[Stored records]
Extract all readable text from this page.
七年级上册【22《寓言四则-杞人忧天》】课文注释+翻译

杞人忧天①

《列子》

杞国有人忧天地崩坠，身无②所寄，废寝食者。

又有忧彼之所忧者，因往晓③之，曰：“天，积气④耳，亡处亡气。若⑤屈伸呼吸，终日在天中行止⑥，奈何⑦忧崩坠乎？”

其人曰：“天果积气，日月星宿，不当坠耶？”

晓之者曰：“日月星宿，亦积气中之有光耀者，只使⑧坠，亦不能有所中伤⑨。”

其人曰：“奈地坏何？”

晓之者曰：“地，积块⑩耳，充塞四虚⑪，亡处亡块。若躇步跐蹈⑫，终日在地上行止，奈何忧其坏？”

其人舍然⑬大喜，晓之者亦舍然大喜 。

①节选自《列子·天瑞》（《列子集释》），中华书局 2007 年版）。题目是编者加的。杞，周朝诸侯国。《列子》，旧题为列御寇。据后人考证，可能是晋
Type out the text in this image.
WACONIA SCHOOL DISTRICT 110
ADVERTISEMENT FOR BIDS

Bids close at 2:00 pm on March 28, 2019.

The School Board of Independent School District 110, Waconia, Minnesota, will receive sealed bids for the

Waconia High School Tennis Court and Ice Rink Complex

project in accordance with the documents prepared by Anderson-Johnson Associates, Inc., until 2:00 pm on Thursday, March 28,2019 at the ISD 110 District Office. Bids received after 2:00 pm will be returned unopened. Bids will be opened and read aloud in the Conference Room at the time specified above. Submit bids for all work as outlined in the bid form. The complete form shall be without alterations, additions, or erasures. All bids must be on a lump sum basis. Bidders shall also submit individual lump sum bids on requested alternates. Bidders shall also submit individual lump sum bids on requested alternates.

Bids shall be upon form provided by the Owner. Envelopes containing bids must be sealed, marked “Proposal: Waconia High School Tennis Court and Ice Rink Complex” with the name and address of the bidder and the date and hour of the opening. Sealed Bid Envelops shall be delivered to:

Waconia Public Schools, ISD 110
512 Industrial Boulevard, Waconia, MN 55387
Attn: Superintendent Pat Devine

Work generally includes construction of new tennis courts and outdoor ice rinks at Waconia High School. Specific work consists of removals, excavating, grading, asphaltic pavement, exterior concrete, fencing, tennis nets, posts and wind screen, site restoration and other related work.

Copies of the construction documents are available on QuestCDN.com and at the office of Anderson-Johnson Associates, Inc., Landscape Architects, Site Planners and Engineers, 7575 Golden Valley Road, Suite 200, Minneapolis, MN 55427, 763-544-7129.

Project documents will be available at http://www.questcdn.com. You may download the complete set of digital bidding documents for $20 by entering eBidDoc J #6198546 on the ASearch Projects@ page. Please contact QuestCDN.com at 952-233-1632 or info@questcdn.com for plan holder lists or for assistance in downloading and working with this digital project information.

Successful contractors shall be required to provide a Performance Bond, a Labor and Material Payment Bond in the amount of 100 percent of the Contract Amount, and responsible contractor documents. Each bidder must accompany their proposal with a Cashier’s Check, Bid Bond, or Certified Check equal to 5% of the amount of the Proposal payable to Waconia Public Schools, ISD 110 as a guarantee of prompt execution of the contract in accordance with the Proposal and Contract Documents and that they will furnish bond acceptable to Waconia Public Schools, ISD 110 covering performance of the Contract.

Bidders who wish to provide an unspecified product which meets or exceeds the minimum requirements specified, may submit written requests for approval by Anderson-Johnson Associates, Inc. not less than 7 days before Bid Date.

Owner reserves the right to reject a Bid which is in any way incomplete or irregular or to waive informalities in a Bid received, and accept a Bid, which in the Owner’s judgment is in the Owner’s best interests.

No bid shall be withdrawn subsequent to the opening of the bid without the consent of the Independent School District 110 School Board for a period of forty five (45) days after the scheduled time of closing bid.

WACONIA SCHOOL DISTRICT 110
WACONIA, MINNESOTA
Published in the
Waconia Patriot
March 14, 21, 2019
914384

Task to complete:
Search the data for "晓之者曰" and list every line in which it occurs.

Finished answer:
晓之者曰：“日月星宿，亦积气中之有光耀者，只使⑧坠，亦不能有所中伤⑨。”
晓之者曰：“地，积块⑩耳，充塞四虚⑪，亡处亡块。若躇步跐蹈⑫，终日在地上行止，奈何忧其坏？”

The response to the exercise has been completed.